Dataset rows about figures
-- -- --
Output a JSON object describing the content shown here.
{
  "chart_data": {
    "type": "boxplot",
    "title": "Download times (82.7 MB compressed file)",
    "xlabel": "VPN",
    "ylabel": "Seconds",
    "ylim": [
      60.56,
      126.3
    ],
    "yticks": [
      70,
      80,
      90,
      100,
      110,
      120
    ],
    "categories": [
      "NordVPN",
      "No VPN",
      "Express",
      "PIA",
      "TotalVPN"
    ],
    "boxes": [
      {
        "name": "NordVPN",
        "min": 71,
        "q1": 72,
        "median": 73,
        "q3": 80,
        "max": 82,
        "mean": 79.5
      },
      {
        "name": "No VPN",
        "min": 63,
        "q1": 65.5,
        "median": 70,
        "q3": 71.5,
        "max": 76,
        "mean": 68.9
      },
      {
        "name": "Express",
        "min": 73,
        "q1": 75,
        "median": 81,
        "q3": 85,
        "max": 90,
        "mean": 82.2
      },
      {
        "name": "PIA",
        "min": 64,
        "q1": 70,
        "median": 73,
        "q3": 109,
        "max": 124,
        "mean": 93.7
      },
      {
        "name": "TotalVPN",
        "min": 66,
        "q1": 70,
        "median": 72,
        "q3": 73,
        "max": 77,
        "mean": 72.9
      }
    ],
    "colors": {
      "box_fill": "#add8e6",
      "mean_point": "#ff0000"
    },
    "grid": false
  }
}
-- -- --
Aim:
Copy the data above exactly. Every line must be included.

Written solution:
Output a JSON object describing the content shown here.
{
  "chart_data": {
    "type": "boxplot",
    "title": "Download times (82.7 MB compressed file)",
    "xlabel": "VPN",
    "ylabel": "Seconds",
    "ylim": [
      60.56,
      126.3
    ],
    "yticks": [
      70,
      80,
      90,
      100,
      110,
      120
    ],
    "categories": [
      "NordVPN",
      "No VPN",
      "Express",
      "PIA",
      "TotalVPN"
    ],
    "boxes": [
      {
        "name": "NordVPN",
        "min": 71,
        "q1": 72,
        "median": 73,
        "q3": 80,
        "max": 82,
        "mean": 79.5
      },
      {
        "name": "No VPN",
        "min": 63,
        "q1": 65.5,
        "median": 70,
        "q3": 71.5,
        "max": 76,
        "mean": 68.9
      },
      {
        "name": "Express",
        "min": 73,
        "q1": 75,
        "median": 81,
        "q3": 85,
        "max": 90,
        "mean": 82.2
      },
      {
        "name": "PIA",
        "min": 64,
        "q1": 70,
        "median": 73,
        "q3": 109,
        "max": 124,
        "mean": 93.7
      },
      {
        "name": "TotalVPN",
        "min": 66,
        "q1": 70,
        "median": 72,
        "q3": 73,
        "max": 77,
        "mean": 72.9
      }
    ],
    "colors": {
      "box_fill": "#add8e6",
      "mean_point": "#ff0000"
    },
    "grid": false
  }
}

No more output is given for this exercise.